What you are asked to do
Skip the pictures. Repeat everything else in the records word for word.

>> BEGIN

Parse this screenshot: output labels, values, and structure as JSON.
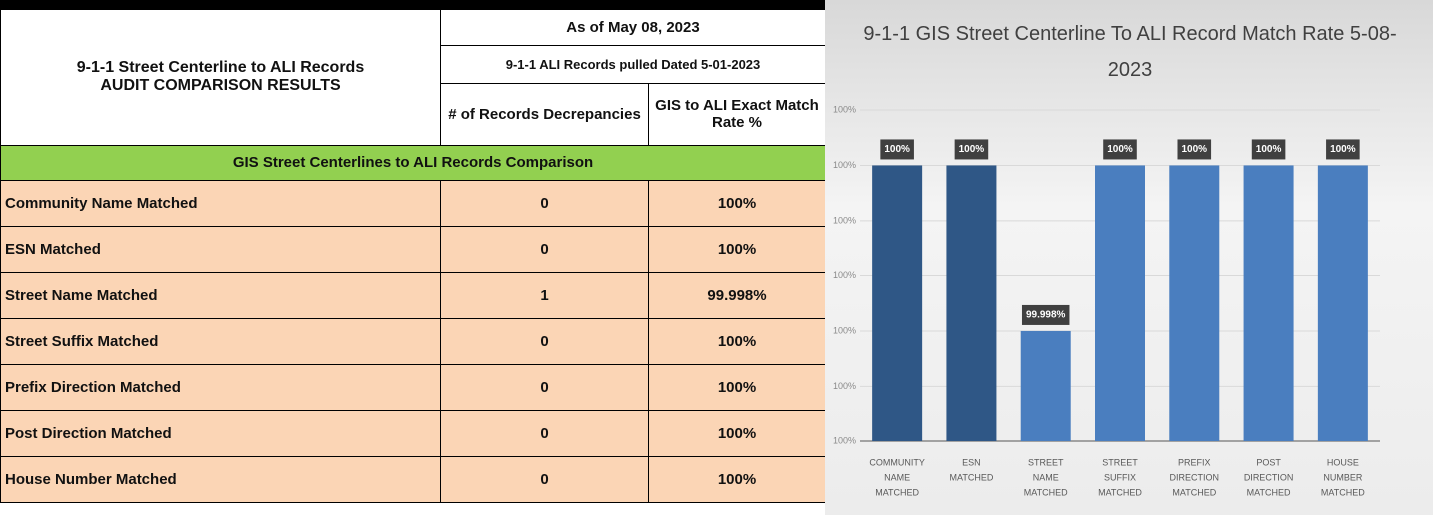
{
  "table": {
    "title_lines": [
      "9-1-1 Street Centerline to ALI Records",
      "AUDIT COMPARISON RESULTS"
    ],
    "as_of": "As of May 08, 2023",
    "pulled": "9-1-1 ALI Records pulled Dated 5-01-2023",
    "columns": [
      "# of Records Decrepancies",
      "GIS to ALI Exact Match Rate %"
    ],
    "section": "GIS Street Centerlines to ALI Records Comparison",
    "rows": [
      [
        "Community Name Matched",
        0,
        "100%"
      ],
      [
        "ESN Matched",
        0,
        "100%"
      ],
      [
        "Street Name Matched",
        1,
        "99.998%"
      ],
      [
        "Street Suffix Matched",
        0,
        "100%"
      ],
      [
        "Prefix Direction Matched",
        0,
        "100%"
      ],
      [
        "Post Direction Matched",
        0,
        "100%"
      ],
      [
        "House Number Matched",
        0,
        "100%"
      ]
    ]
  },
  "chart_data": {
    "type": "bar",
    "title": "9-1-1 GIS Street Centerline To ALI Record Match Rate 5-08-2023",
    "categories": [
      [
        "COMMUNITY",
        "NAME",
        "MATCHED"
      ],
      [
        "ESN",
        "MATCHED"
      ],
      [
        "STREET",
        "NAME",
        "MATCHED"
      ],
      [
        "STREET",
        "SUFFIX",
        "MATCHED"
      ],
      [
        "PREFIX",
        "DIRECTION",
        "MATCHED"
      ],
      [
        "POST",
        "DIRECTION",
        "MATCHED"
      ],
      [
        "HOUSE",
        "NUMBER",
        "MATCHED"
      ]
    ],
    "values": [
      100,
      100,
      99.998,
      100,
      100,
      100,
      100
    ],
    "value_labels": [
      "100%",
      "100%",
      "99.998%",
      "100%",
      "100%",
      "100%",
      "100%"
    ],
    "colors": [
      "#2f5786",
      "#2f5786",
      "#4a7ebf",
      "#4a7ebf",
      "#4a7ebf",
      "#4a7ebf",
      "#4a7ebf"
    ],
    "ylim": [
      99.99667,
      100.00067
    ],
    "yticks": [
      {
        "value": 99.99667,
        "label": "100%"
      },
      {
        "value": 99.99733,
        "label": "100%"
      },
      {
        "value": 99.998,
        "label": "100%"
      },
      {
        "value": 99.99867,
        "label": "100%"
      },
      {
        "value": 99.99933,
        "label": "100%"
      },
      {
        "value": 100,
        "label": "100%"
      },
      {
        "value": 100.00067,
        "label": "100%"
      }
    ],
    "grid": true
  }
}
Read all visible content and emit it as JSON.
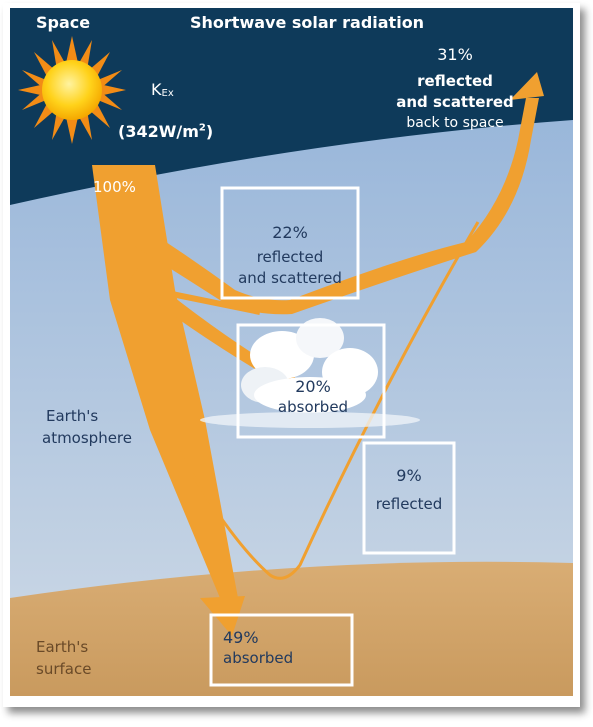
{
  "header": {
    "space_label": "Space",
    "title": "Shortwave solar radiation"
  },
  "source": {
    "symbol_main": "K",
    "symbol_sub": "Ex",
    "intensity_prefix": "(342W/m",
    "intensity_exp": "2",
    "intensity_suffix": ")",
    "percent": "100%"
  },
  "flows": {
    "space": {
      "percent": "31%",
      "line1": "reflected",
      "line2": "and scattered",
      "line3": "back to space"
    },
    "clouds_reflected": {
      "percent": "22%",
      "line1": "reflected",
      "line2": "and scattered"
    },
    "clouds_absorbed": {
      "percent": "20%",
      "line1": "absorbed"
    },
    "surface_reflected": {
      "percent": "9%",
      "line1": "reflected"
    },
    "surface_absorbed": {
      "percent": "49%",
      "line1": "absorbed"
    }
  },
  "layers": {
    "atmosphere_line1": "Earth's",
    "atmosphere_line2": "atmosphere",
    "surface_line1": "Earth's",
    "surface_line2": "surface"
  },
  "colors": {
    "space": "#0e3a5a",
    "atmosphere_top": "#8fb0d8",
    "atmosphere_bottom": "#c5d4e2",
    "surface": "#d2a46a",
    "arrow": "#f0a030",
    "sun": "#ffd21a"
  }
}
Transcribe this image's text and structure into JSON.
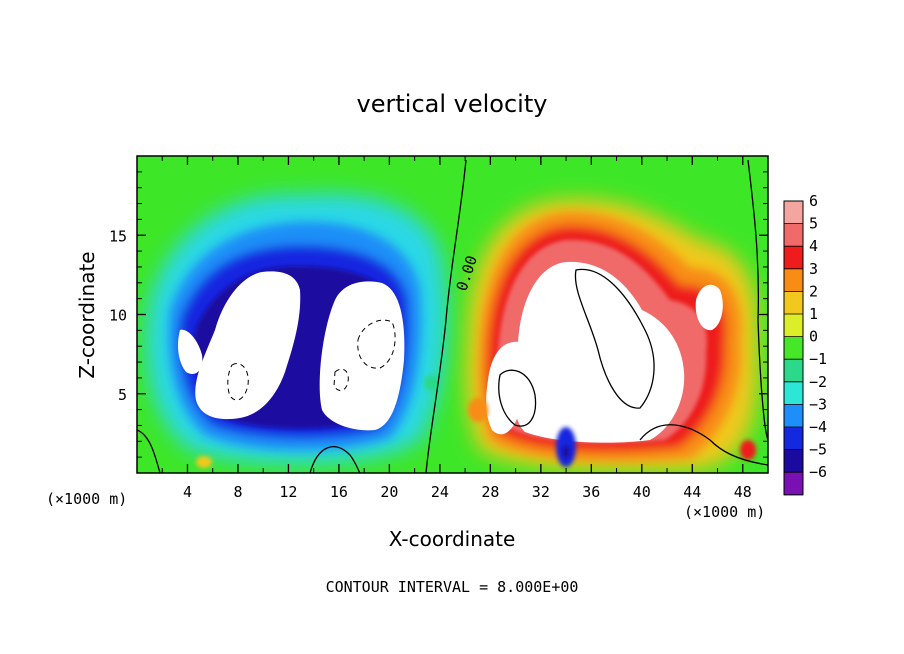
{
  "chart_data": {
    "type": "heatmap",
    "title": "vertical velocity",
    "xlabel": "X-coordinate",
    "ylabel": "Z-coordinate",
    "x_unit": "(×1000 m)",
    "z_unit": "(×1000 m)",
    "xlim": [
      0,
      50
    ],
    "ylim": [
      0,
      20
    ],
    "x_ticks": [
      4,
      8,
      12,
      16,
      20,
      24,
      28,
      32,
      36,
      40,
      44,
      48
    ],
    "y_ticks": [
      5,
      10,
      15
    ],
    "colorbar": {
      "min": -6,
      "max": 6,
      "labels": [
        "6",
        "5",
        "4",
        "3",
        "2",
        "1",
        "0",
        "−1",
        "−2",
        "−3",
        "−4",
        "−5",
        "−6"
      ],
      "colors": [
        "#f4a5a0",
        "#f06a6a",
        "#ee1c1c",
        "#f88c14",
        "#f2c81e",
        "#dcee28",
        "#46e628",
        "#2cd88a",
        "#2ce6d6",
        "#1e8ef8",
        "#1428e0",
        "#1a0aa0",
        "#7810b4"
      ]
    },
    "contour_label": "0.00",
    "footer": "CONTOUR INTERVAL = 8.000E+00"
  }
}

>> END

Finished task
Parse this screenshot: output labels, values, and structure as JSON.
{
  "table": {
    "title_lines": [
      "9-1-1 Street Centerline to ALI Records",
      "AUDIT COMPARISON RESULTS"
    ],
    "as_of": "As of May 08, 2023",
    "pulled": "9-1-1 ALI Records pulled Dated 5-01-2023",
    "columns": [
      "# of Records Decrepancies",
      "GIS to ALI Exact Match Rate %"
    ],
    "section": "GIS Street Centerlines to ALI Records Comparison",
    "rows": [
      [
        "Community Name Matched",
        0,
        "100%"
      ],
      [
        "ESN Matched",
        0,
        "100%"
      ],
      [
        "Street Name Matched",
        1,
        "99.998%"
      ],
      [
        "Street Suffix Matched",
        0,
        "100%"
      ],
      [
        "Prefix Direction Matched",
        0,
        "100%"
      ],
      [
        "Post Direction Matched",
        0,
        "100%"
      ],
      [
        "House Number Matched",
        0,
        "100%"
      ]
    ]
  },
  "chart_data": {
    "type": "bar",
    "title": "9-1-1 GIS Street Centerline To ALI Record Match Rate 5-08-2023",
    "categories": [
      [
        "COMMUNITY",
        "NAME",
        "MATCHED"
      ],
      [
        "ESN",
        "MATCHED"
      ],
      [
        "STREET",
        "NAME",
        "MATCHED"
      ],
      [
        "STREET",
        "SUFFIX",
        "MATCHED"
      ],
      [
        "PREFIX",
        "DIRECTION",
        "MATCHED"
      ],
      [
        "POST",
        "DIRECTION",
        "MATCHED"
      ],
      [
        "HOUSE",
        "NUMBER",
        "MATCHED"
      ]
    ],
    "values": [
      100,
      100,
      99.998,
      100,
      100,
      100,
      100
    ],
    "value_labels": [
      "100%",
      "100%",
      "99.998%",
      "100%",
      "100%",
      "100%",
      "100%"
    ],
    "colors": [
      "#2f5786",
      "#2f5786",
      "#4a7ebf",
      "#4a7ebf",
      "#4a7ebf",
      "#4a7ebf",
      "#4a7ebf"
    ],
    "ylim": [
      99.99667,
      100.00067
    ],
    "yticks": [
      {
        "value": 99.99667,
        "label": "100%"
      },
      {
        "value": 99.99733,
        "label": "100%"
      },
      {
        "value": 99.998,
        "label": "100%"
      },
      {
        "value": 99.99867,
        "label": "100%"
      },
      {
        "value": 99.99933,
        "label": "100%"
      },
      {
        "value": 100,
        "label": "100%"
      },
      {
        "value": 100.00067,
        "label": "100%"
      }
    ],
    "grid": true
  }
}
Read all visible content and emit it as JSON.
{
  "header": {
    "space_label": "Space",
    "title": "Shortwave solar radiation"
  },
  "source": {
    "symbol_main": "K",
    "symbol_sub": "Ex",
    "intensity_prefix": "(342W/m",
    "intensity_exp": "2",
    "intensity_suffix": ")",
    "percent": "100%"
  },
  "flows": {
    "space": {
      "percent": "31%",
      "line1": "reflected",
      "line2": "and scattered",
      "line3": "back to space"
    },
    "clouds_reflected": {
      "percent": "22%",
      "line1": "reflected",
      "line2": "and scattered"
    },
    "clouds_absorbed": {
      "percent": "20%",
      "line1": "absorbed"
    },
    "surface_reflected": {
      "percent": "9%",
      "line1": "reflected"
    },
    "surface_absorbed": {
      "percent": "49%",
      "line1": "absorbed"
    }
  },
  "layers": {
    "atmosphere_line1": "Earth's",
    "atmosphere_line2": "atmosphere",
    "surface_line1": "Earth's",
    "surface_line2": "surface"
  },
  "colors": {
    "space": "#0e3a5a",
    "atmosphere_top": "#8fb0d8",
    "atmosphere_bottom": "#c5d4e2",
    "surface": "#d2a46a",
    "arrow": "#f0a030",
    "sun": "#ffd21a"
  }
}
Transcribe this image's text and structure into JSON.
{
  "chart_data": {
    "type": "heatmap",
    "title": "vertical velocity",
    "xlabel": "X-coordinate",
    "ylabel": "Z-coordinate",
    "x_unit": "(×1000 m)",
    "z_unit": "(×1000 m)",
    "xlim": [
      0,
      50
    ],
    "ylim": [
      0,
      20
    ],
    "x_ticks": [
      4,
      8,
      12,
      16,
      20,
      24,
      28,
      32,
      36,
      40,
      44,
      48
    ],
    "y_ticks": [
      5,
      10,
      15
    ],
    "colorbar": {
      "min": -6,
      "max": 6,
      "labels": [
        "6",
        "5",
        "4",
        "3",
        "2",
        "1",
        "0",
        "−1",
        "−2",
        "−3",
        "−4",
        "−5",
        "−6"
      ],
      "colors": [
        "#f4a5a0",
        "#f06a6a",
        "#ee1c1c",
        "#f88c14",
        "#f2c81e",
        "#dcee28",
        "#46e628",
        "#2cd88a",
        "#2ce6d6",
        "#1e8ef8",
        "#1428e0",
        "#1a0aa0",
        "#7810b4"
      ]
    },
    "contour_label": "0.00",
    "footer": "CONTOUR INTERVAL = 8.000E+00"
  }
}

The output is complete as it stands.